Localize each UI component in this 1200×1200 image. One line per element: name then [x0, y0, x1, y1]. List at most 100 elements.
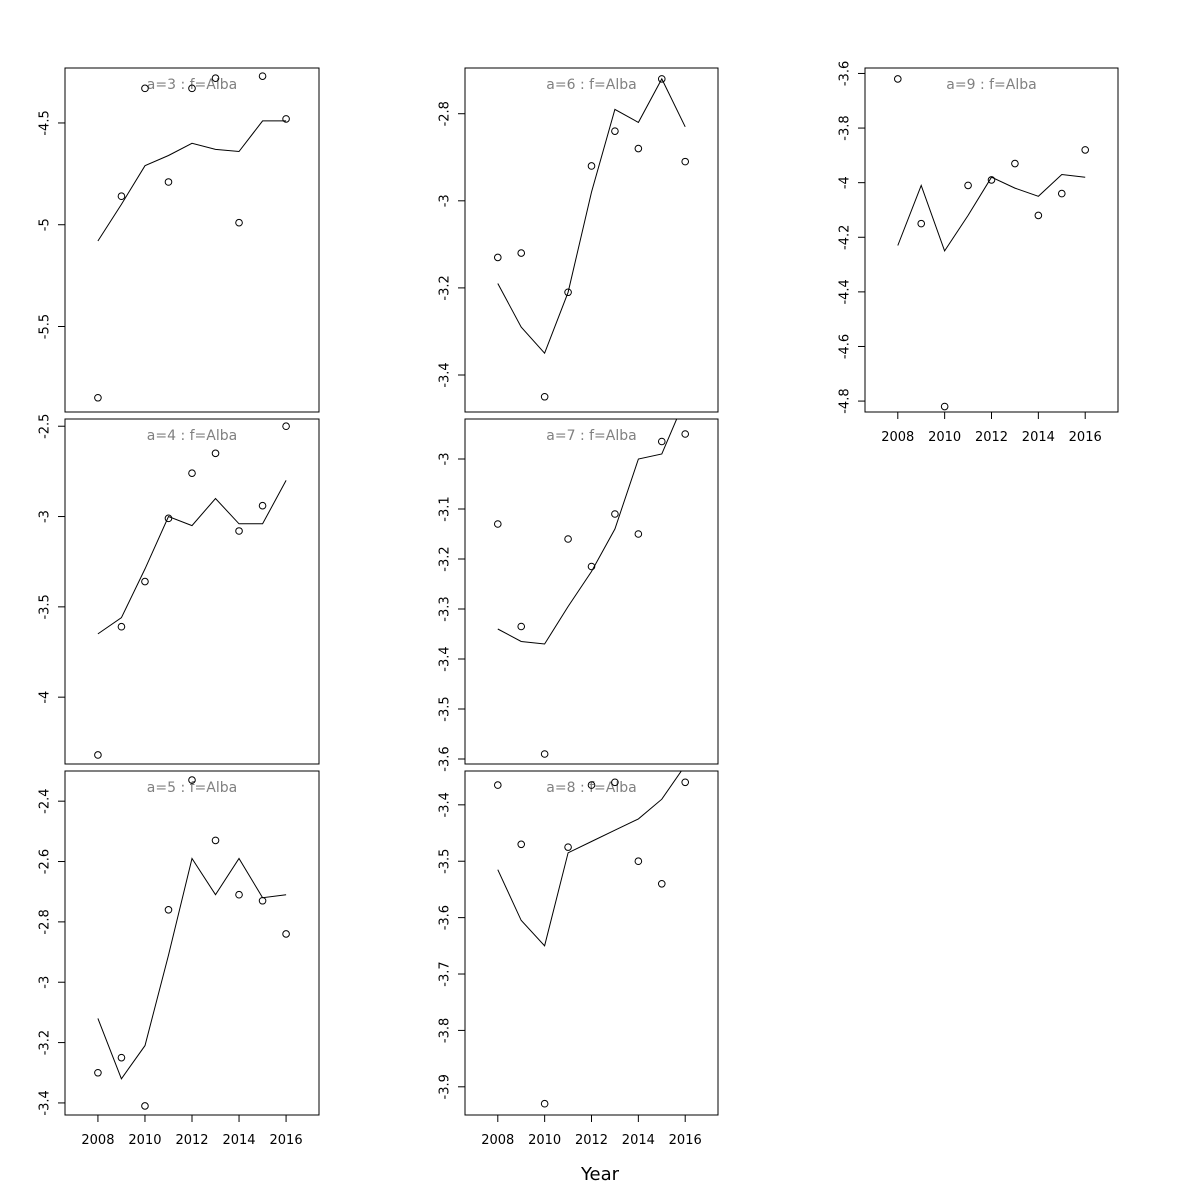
x-tick-label: 2016 [669, 1133, 702, 1148]
y-tick-label: -4.2 [838, 225, 853, 250]
y-tick-label: -3.6 [438, 746, 453, 771]
observed-point [681, 157, 690, 166]
plot-area [94, 422, 290, 759]
observed-point [657, 879, 666, 888]
observed-point [987, 176, 996, 184]
observed-point [540, 1099, 549, 1108]
observed-point [634, 857, 643, 866]
y-tick-label: -4.6 [838, 334, 853, 359]
observed-point [611, 778, 619, 787]
observed-point [1081, 146, 1090, 154]
panel-title: a=7 : f=Alba [546, 428, 636, 444]
panel-7: a=9 : f=Alba -3.6 -3.8 -4 -4.2 -4.4 -4.6 -4.8 20… [838, 61, 1119, 445]
observed-point [188, 776, 196, 784]
observed-point [634, 144, 643, 153]
y-tick-label: -2.4 [38, 788, 53, 813]
observed-point [1011, 159, 1019, 168]
observed-point [564, 535, 572, 543]
fitted-line [497, 419, 678, 645]
observed-point [540, 750, 549, 758]
observed-point [587, 162, 596, 170]
y-tick-label: -3.8 [438, 1018, 453, 1043]
observed-point [258, 896, 267, 905]
panel-5: a=7 : f=Alba -3 -3.1 -3.2 -3.3 -3.4 -3.5 -3.6 [438, 418, 719, 772]
y-tick-label: -3 [38, 510, 53, 523]
y-tick-label: -3.2 [438, 275, 453, 300]
observed-point [235, 218, 243, 227]
plot-area [493, 771, 690, 1108]
y-tick-label: -3.4 [38, 1090, 53, 1115]
x-tick-label: 2010 [128, 1133, 161, 1148]
x-tick-label: 2008 [481, 1133, 514, 1148]
observed-point [493, 520, 502, 528]
observed-point [117, 1053, 126, 1062]
observed-point [211, 836, 220, 845]
observed-point [164, 906, 173, 914]
x-tick-label: 2008 [81, 1133, 114, 1148]
y-tick-label: -2.5 [38, 414, 53, 439]
panel-title: a=6 : f=Alba [546, 77, 636, 93]
observed-point [657, 437, 666, 446]
observed-point [258, 501, 267, 510]
panel-4: a=6 : f=Alba -2.8 -3 -3.2 -3.4 [438, 67, 719, 413]
y-tick-label: -4.4 [838, 279, 853, 304]
y-tick-label: -3 [438, 453, 453, 466]
x-tick-label: 2012 [975, 430, 1008, 445]
observed-point [940, 402, 949, 411]
plot-area [893, 75, 1090, 411]
y-tick-label: -3.4 [438, 646, 453, 671]
y-tick-label: -3.9 [438, 1074, 453, 1099]
observed-point [493, 781, 502, 789]
y-tick-label: -3.7 [438, 961, 453, 986]
y-tick-label: -2.8 [38, 909, 53, 934]
observed-point [211, 74, 220, 82]
y-tick-label: -3 [438, 194, 453, 207]
y-tick-label: -2.6 [38, 849, 53, 874]
y-tick-label: -3.6 [838, 61, 853, 86]
panel-1: a=3 : f=Alba-4.5-5-5.5 [38, 67, 320, 413]
y-tick-label: -3.5 [438, 849, 453, 874]
fitted-line [497, 77, 686, 355]
observed-point [94, 751, 102, 759]
observed-point [917, 219, 926, 228]
observed-point [517, 840, 526, 849]
observed-point [587, 781, 596, 789]
x-tick-label: 2016 [270, 1133, 303, 1148]
observed-point [164, 178, 173, 186]
observed-point [258, 72, 267, 80]
observed-point [188, 84, 196, 93]
observed-point [235, 890, 243, 899]
x-tick-label: 2016 [1069, 430, 1102, 445]
fitted-line [97, 480, 287, 635]
panel-title: a=9 : f=Alba [946, 77, 1036, 93]
fitted-line [897, 173, 1086, 253]
panel-frame [464, 770, 719, 1116]
y-tick-label: -3.4 [438, 792, 453, 817]
y-tick-label: -4.8 [838, 388, 853, 413]
observed-point [94, 393, 102, 402]
fitted-line [497, 771, 682, 947]
x-tick-label: 2012 [575, 1133, 608, 1148]
observed-point [141, 577, 149, 586]
panel-frame [64, 770, 320, 1116]
observed-point [1034, 211, 1043, 220]
plot-area [493, 419, 690, 758]
x-tick-label: 2008 [881, 430, 914, 445]
y-tick-label: -4 [838, 176, 853, 189]
observed-point [564, 288, 572, 297]
panel-frame [464, 67, 719, 413]
fitted-line [97, 857, 287, 1080]
y-tick-label: -3.5 [438, 696, 453, 721]
y-tick-label: -3.1 [438, 496, 453, 521]
y-tick-label: -3.5 [38, 594, 53, 619]
observed-point [117, 622, 126, 631]
observed-point [188, 469, 196, 477]
panel-frame [864, 67, 1119, 413]
observed-point [1057, 189, 1066, 198]
observed-point [211, 449, 220, 458]
observed-point [681, 778, 690, 787]
y-tick-label: -3.8 [838, 115, 853, 140]
observed-point [517, 249, 526, 257]
x-tick-label: 2012 [175, 1133, 208, 1148]
panel-title: a=5 : f=Alba [147, 780, 237, 796]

_ _ _

» **EXERCISE GOAL**
Reproduce the listing above, changing every "observed-point" to "data-point" and keeping everything else the same. Leave out the picture.

» **RESPONSE**
Localize each UI component in this 1200×1200 image. One line per element: name then [x0, y0, x1, y1]. List at most 100 elements.
x-tick-label: 2016 [669, 1133, 702, 1148]
y-tick-label: -4.2 [838, 225, 853, 250]
y-tick-label: -3.6 [438, 746, 453, 771]
data-point [681, 157, 690, 166]
plot-area [94, 422, 290, 759]
data-point [657, 879, 666, 888]
data-point [987, 176, 996, 184]
data-point [540, 1099, 549, 1108]
data-point [634, 857, 643, 866]
y-tick-label: -4.6 [838, 334, 853, 359]
data-point [611, 778, 619, 787]
data-point [1081, 146, 1090, 154]
panel-title: a=7 : f=Alba [546, 428, 636, 444]
panel-7: a=9 : f=Alba -3.6 -3.8 -4 -4.2 -4.4 -4.6 -4.8 20… [838, 61, 1119, 445]
data-point [188, 776, 196, 784]
data-point [634, 144, 643, 153]
y-tick-label: -2.4 [38, 788, 53, 813]
data-point [1011, 159, 1019, 168]
data-point [564, 535, 572, 543]
fitted-line [497, 419, 678, 645]
data-point [540, 750, 549, 758]
data-point [587, 162, 596, 170]
y-tick-label: -3.8 [438, 1018, 453, 1043]
data-point [258, 896, 267, 905]
panel-5: a=7 : f=Alba -3 -3.1 -3.2 -3.3 -3.4 -3.5 -3.6 [438, 418, 719, 772]
y-tick-label: -3 [38, 510, 53, 523]
y-tick-label: -3.2 [438, 275, 453, 300]
data-point [235, 218, 243, 227]
plot-area [493, 771, 690, 1108]
y-tick-label: -3.4 [38, 1090, 53, 1115]
x-tick-label: 2010 [128, 1133, 161, 1148]
x-tick-label: 2008 [481, 1133, 514, 1148]
data-point [493, 520, 502, 528]
data-point [117, 1053, 126, 1062]
data-point [211, 836, 220, 845]
data-point [164, 906, 173, 914]
x-tick-label: 2008 [81, 1133, 114, 1148]
y-tick-label: -2.5 [38, 414, 53, 439]
panel-title: a=6 : f=Alba [546, 77, 636, 93]
data-point [657, 437, 666, 446]
data-point [258, 501, 267, 510]
panel-4: a=6 : f=Alba -2.8 -3 -3.2 -3.4 [438, 67, 719, 413]
y-tick-label: -4.4 [838, 279, 853, 304]
y-tick-label: -3 [438, 453, 453, 466]
x-tick-label: 2012 [975, 430, 1008, 445]
data-point [940, 402, 949, 411]
plot-area [893, 75, 1090, 411]
y-tick-label: -3.4 [438, 646, 453, 671]
y-tick-label: -3.9 [438, 1074, 453, 1099]
data-point [493, 781, 502, 789]
y-tick-label: -3.7 [438, 961, 453, 986]
y-tick-label: -2.8 [38, 909, 53, 934]
data-point [211, 74, 220, 82]
y-tick-label: -3 [438, 194, 453, 207]
y-tick-label: -2.6 [38, 849, 53, 874]
y-tick-label: -3.6 [838, 61, 853, 86]
panel-1: a=3 : f=Alba-4.5-5-5.5 [38, 67, 320, 413]
y-tick-label: -3.5 [438, 849, 453, 874]
fitted-line [497, 77, 686, 355]
data-point [94, 751, 102, 759]
data-point [917, 219, 926, 228]
data-point [517, 840, 526, 849]
data-point [587, 781, 596, 789]
x-tick-label: 2016 [270, 1133, 303, 1148]
data-point [164, 178, 173, 186]
data-point [258, 72, 267, 80]
data-point [188, 84, 196, 93]
data-point [235, 890, 243, 899]
x-tick-label: 2016 [1069, 430, 1102, 445]
fitted-line [97, 480, 287, 635]
panel-title: a=9 : f=Alba [946, 77, 1036, 93]
fitted-line [897, 173, 1086, 253]
panel-frame [464, 770, 719, 1116]
y-tick-label: -3.4 [438, 792, 453, 817]
y-tick-label: -4.8 [838, 388, 853, 413]
data-point [94, 393, 102, 402]
fitted-line [497, 771, 682, 947]
x-tick-label: 2012 [575, 1133, 608, 1148]
data-point [141, 577, 149, 586]
panel-frame [64, 770, 320, 1116]
data-point [1034, 211, 1043, 220]
plot-area [493, 419, 690, 758]
x-tick-label: 2008 [881, 430, 914, 445]
y-tick-label: -4 [838, 176, 853, 189]
data-point [564, 288, 572, 297]
panel-frame [464, 67, 719, 413]
fitted-line [97, 857, 287, 1080]
y-tick-label: -3.5 [438, 696, 453, 721]
y-tick-label: -3.1 [438, 496, 453, 521]
y-tick-label: -3.5 [38, 594, 53, 619]
data-point [117, 622, 126, 631]
data-point [188, 469, 196, 477]
panel-frame [864, 67, 1119, 413]
data-point [1057, 189, 1066, 198]
data-point [211, 449, 220, 458]
data-point [681, 778, 690, 787]
y-tick-label: -3.8 [838, 115, 853, 140]
data-point [517, 249, 526, 257]
x-tick-label: 2012 [175, 1133, 208, 1148]
panel-title: a=5 : f=Alba [147, 780, 237, 796]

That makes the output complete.